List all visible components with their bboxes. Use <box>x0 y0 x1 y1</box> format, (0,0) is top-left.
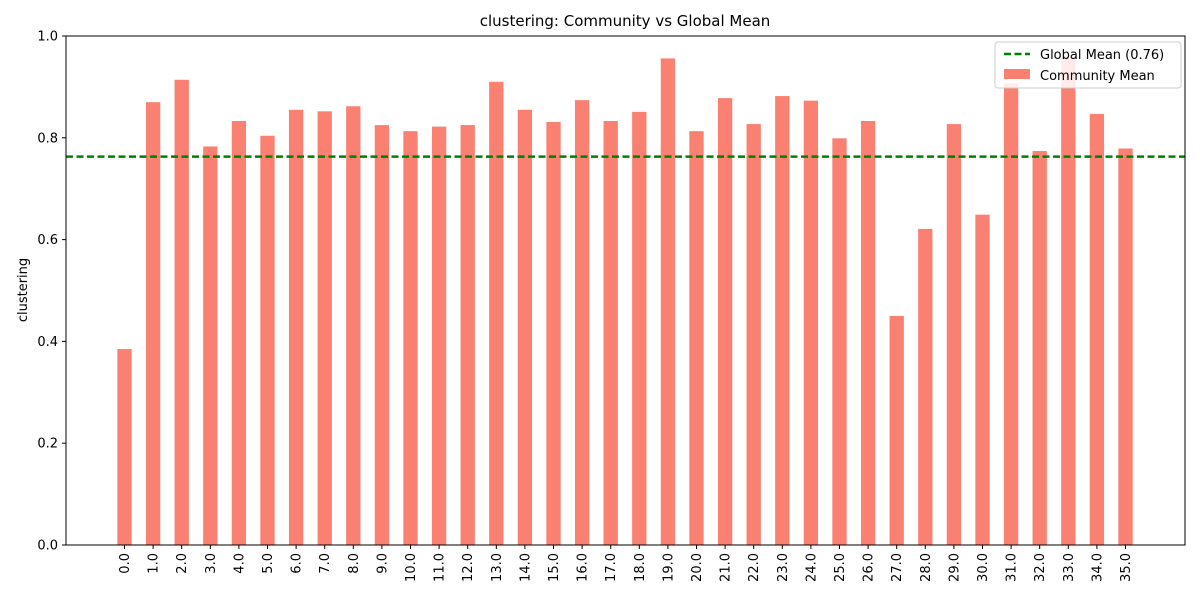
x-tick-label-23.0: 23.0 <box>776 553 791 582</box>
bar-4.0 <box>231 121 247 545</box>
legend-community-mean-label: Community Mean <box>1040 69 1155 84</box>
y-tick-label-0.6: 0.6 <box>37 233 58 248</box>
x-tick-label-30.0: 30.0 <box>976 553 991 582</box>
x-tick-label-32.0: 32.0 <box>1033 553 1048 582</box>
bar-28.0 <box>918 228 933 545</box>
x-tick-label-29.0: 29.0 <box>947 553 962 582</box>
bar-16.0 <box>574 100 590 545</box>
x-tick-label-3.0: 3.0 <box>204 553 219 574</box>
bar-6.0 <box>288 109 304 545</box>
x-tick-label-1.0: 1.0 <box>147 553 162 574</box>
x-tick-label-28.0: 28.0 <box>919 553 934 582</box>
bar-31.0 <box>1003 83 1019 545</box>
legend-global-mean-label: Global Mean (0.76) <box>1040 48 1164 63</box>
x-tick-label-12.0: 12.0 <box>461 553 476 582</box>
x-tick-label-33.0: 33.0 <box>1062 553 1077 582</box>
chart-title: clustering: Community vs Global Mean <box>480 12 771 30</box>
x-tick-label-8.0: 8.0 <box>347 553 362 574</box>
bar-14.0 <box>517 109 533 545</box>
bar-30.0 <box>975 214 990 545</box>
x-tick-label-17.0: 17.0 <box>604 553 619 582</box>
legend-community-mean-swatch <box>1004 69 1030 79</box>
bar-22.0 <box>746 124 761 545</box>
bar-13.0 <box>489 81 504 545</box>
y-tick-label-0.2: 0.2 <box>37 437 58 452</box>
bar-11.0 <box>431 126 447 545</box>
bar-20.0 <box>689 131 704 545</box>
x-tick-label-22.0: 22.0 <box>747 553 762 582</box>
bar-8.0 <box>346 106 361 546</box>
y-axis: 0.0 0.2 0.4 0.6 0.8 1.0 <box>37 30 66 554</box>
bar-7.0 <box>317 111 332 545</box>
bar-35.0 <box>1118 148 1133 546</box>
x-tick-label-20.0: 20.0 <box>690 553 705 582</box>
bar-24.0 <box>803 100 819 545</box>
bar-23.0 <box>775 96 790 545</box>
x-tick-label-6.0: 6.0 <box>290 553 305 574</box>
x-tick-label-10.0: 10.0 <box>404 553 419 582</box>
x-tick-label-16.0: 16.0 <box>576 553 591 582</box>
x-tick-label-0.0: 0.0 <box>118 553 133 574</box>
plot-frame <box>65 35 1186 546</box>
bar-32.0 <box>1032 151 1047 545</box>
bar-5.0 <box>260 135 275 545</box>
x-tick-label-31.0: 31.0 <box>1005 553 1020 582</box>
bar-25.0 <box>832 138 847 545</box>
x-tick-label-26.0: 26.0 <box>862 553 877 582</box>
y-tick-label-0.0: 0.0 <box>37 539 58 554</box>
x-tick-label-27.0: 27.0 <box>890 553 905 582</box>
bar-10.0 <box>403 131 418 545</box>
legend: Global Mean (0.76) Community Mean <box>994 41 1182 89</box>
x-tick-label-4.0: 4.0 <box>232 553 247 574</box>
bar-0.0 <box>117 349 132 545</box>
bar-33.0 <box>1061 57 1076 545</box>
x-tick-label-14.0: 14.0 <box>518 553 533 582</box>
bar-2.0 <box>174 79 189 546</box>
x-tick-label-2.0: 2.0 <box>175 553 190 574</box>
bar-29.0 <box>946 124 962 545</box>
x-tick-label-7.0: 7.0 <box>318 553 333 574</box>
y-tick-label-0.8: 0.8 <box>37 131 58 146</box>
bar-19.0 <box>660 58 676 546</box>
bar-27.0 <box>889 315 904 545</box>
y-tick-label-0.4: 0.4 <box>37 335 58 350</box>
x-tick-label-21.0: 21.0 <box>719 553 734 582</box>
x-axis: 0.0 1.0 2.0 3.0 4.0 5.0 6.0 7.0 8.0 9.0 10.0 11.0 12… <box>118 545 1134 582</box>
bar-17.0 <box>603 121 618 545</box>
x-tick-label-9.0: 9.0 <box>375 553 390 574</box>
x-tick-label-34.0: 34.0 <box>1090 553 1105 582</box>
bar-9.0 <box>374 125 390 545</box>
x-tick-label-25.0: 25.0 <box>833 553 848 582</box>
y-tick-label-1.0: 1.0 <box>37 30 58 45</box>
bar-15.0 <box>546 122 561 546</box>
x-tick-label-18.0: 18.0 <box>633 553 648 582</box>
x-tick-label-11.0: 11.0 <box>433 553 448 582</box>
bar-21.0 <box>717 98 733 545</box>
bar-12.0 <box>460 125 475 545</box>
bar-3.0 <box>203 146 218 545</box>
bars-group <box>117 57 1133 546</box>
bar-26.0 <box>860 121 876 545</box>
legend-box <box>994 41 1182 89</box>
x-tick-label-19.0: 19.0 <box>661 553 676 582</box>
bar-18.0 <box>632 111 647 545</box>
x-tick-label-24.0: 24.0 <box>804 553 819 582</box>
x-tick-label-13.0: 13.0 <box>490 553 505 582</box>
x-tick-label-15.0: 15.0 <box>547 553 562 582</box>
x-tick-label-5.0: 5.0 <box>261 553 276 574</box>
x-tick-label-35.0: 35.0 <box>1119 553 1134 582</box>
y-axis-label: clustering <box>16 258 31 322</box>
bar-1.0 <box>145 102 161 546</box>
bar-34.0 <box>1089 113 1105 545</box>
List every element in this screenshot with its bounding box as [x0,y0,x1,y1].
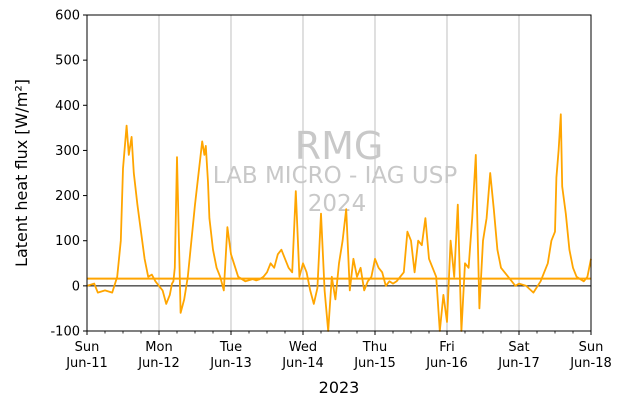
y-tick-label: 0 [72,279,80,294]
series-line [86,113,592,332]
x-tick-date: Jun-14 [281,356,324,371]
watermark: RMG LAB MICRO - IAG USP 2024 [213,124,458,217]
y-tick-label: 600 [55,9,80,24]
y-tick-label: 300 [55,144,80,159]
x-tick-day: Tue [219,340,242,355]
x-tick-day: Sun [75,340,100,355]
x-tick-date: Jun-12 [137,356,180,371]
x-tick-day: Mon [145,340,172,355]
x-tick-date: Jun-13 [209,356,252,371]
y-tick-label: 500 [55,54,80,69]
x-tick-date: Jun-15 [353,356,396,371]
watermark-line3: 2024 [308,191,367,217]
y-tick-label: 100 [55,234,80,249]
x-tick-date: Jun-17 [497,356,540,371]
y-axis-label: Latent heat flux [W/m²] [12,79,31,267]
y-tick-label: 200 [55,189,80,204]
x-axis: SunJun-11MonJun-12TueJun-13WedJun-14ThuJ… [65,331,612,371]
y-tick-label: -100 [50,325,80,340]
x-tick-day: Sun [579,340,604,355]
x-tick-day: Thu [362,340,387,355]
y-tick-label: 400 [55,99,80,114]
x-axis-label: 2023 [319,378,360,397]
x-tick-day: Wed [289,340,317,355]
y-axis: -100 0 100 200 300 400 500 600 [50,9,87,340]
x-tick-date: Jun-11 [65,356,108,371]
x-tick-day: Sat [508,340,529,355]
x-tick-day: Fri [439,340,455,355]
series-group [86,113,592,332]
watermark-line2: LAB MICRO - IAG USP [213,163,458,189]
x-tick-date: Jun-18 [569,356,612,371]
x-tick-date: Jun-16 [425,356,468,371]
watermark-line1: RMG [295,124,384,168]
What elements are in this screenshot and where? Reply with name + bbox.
□ □ □ □ □
▶ _Set exercise_
Reproduce the listing above in its entirety, line for line and without alteration, omitting the pictures.

▶ _Exercise response_
List all visible components with their bboxes. Use <box>x0 y0 x1 y1</box> format, (0,0) is top-left.
x-tick-label-23.0: 23.0 <box>776 553 791 582</box>
bar-4.0 <box>231 121 247 545</box>
legend-community-mean-label: Community Mean <box>1040 69 1155 84</box>
y-tick-label-0.6: 0.6 <box>37 233 58 248</box>
x-tick-label-30.0: 30.0 <box>976 553 991 582</box>
x-tick-label-32.0: 32.0 <box>1033 553 1048 582</box>
bar-28.0 <box>918 228 933 545</box>
x-tick-label-29.0: 29.0 <box>947 553 962 582</box>
bar-16.0 <box>574 100 590 545</box>
x-tick-label-3.0: 3.0 <box>204 553 219 574</box>
bar-6.0 <box>288 109 304 545</box>
x-tick-label-1.0: 1.0 <box>147 553 162 574</box>
x-tick-label-28.0: 28.0 <box>919 553 934 582</box>
bar-31.0 <box>1003 83 1019 545</box>
legend-global-mean-label: Global Mean (0.76) <box>1040 48 1164 63</box>
x-tick-label-12.0: 12.0 <box>461 553 476 582</box>
x-tick-label-33.0: 33.0 <box>1062 553 1077 582</box>
chart-title: clustering: Community vs Global Mean <box>480 12 771 30</box>
x-tick-label-8.0: 8.0 <box>347 553 362 574</box>
bar-14.0 <box>517 109 533 545</box>
bar-30.0 <box>975 214 990 545</box>
x-tick-label-17.0: 17.0 <box>604 553 619 582</box>
legend-community-mean-swatch <box>1004 69 1030 79</box>
bar-22.0 <box>746 124 761 545</box>
bar-13.0 <box>489 81 504 545</box>
y-tick-label-0.2: 0.2 <box>37 437 58 452</box>
bar-11.0 <box>431 126 447 545</box>
bar-20.0 <box>689 131 704 545</box>
x-tick-label-22.0: 22.0 <box>747 553 762 582</box>
bar-8.0 <box>346 106 361 546</box>
y-axis: 0.0 0.2 0.4 0.6 0.8 1.0 <box>37 30 66 554</box>
bar-7.0 <box>317 111 332 545</box>
bar-35.0 <box>1118 148 1133 546</box>
x-tick-label-20.0: 20.0 <box>690 553 705 582</box>
bar-24.0 <box>803 100 819 545</box>
bar-23.0 <box>775 96 790 545</box>
x-tick-label-6.0: 6.0 <box>290 553 305 574</box>
x-tick-label-10.0: 10.0 <box>404 553 419 582</box>
x-tick-label-16.0: 16.0 <box>576 553 591 582</box>
x-tick-label-0.0: 0.0 <box>118 553 133 574</box>
plot-frame <box>65 35 1186 546</box>
bar-32.0 <box>1032 151 1047 545</box>
bar-5.0 <box>260 135 275 545</box>
x-tick-label-31.0: 31.0 <box>1005 553 1020 582</box>
bar-25.0 <box>832 138 847 545</box>
x-tick-label-26.0: 26.0 <box>862 553 877 582</box>
y-tick-label-0.0: 0.0 <box>37 539 58 554</box>
x-tick-label-27.0: 27.0 <box>890 553 905 582</box>
bar-10.0 <box>403 131 418 545</box>
legend: Global Mean (0.76) Community Mean <box>994 41 1182 89</box>
x-tick-label-4.0: 4.0 <box>232 553 247 574</box>
bar-0.0 <box>117 349 132 545</box>
bar-33.0 <box>1061 57 1076 545</box>
x-tick-label-14.0: 14.0 <box>518 553 533 582</box>
bar-2.0 <box>174 79 189 546</box>
x-tick-label-2.0: 2.0 <box>175 553 190 574</box>
bar-29.0 <box>946 124 962 545</box>
x-tick-label-7.0: 7.0 <box>318 553 333 574</box>
y-tick-label-0.8: 0.8 <box>37 131 58 146</box>
bar-19.0 <box>660 58 676 546</box>
bar-27.0 <box>889 315 904 545</box>
y-tick-label-0.4: 0.4 <box>37 335 58 350</box>
x-tick-label-21.0: 21.0 <box>719 553 734 582</box>
x-axis: 0.0 1.0 2.0 3.0 4.0 5.0 6.0 7.0 8.0 9.0 10.0 11.0 12… <box>118 545 1134 582</box>
bar-17.0 <box>603 121 618 545</box>
x-tick-label-9.0: 9.0 <box>375 553 390 574</box>
x-tick-label-34.0: 34.0 <box>1090 553 1105 582</box>
bar-9.0 <box>374 125 390 545</box>
x-tick-label-25.0: 25.0 <box>833 553 848 582</box>
y-tick-label-1.0: 1.0 <box>37 30 58 45</box>
bar-15.0 <box>546 122 561 546</box>
x-tick-label-18.0: 18.0 <box>633 553 648 582</box>
x-tick-label-11.0: 11.0 <box>433 553 448 582</box>
bar-21.0 <box>717 98 733 545</box>
bar-12.0 <box>460 125 475 545</box>
bar-3.0 <box>203 146 218 545</box>
bars-group <box>117 57 1133 546</box>
bar-26.0 <box>860 121 876 545</box>
legend-box <box>994 41 1182 89</box>
x-tick-label-19.0: 19.0 <box>661 553 676 582</box>
bar-18.0 <box>632 111 647 545</box>
x-tick-label-24.0: 24.0 <box>804 553 819 582</box>
x-tick-label-13.0: 13.0 <box>490 553 505 582</box>
x-tick-label-15.0: 15.0 <box>547 553 562 582</box>
x-tick-label-5.0: 5.0 <box>261 553 276 574</box>
x-tick-label-35.0: 35.0 <box>1119 553 1134 582</box>
y-axis-label: clustering <box>16 258 31 322</box>
bar-1.0 <box>145 102 161 546</box>
bar-34.0 <box>1089 113 1105 545</box>
List every element in this screenshot with its bounding box as [x0,y0,x1,y1].
y-tick-label: 0 [72,279,80,294]
series-line [86,113,592,332]
x-tick-date: Jun-14 [281,356,324,371]
watermark: RMG LAB MICRO - IAG USP 2024 [213,124,458,217]
y-tick-label: 600 [55,9,80,24]
y-tick-label: 300 [55,144,80,159]
x-tick-day: Tue [219,340,242,355]
x-tick-day: Sun [75,340,100,355]
x-tick-date: Jun-12 [137,356,180,371]
x-tick-day: Mon [145,340,172,355]
x-tick-date: Jun-13 [209,356,252,371]
y-tick-label: 500 [55,54,80,69]
x-tick-date: Jun-15 [353,356,396,371]
watermark-line3: 2024 [308,191,367,217]
y-tick-label: 100 [55,234,80,249]
x-tick-date: Jun-17 [497,356,540,371]
y-axis-label: Latent heat flux [W/m²] [12,79,31,267]
y-tick-label: 200 [55,189,80,204]
x-axis: SunJun-11MonJun-12TueJun-13WedJun-14ThuJ… [65,331,612,371]
y-tick-label: -100 [50,325,80,340]
x-tick-day: Sun [579,340,604,355]
x-tick-day: Thu [362,340,387,355]
y-tick-label: 400 [55,99,80,114]
x-axis-label: 2023 [319,378,360,397]
x-tick-day: Wed [289,340,317,355]
y-axis: -100 0 100 200 300 400 500 600 [50,9,87,340]
x-tick-date: Jun-11 [65,356,108,371]
x-tick-day: Sat [508,340,529,355]
x-tick-day: Fri [439,340,455,355]
series-group [86,113,592,332]
watermark-line2: LAB MICRO - IAG USP [213,163,458,189]
x-tick-date: Jun-18 [569,356,612,371]
x-tick-date: Jun-16 [425,356,468,371]
watermark-line1: RMG [295,124,384,168]
What elements are in this screenshot and where? Reply with name + bbox.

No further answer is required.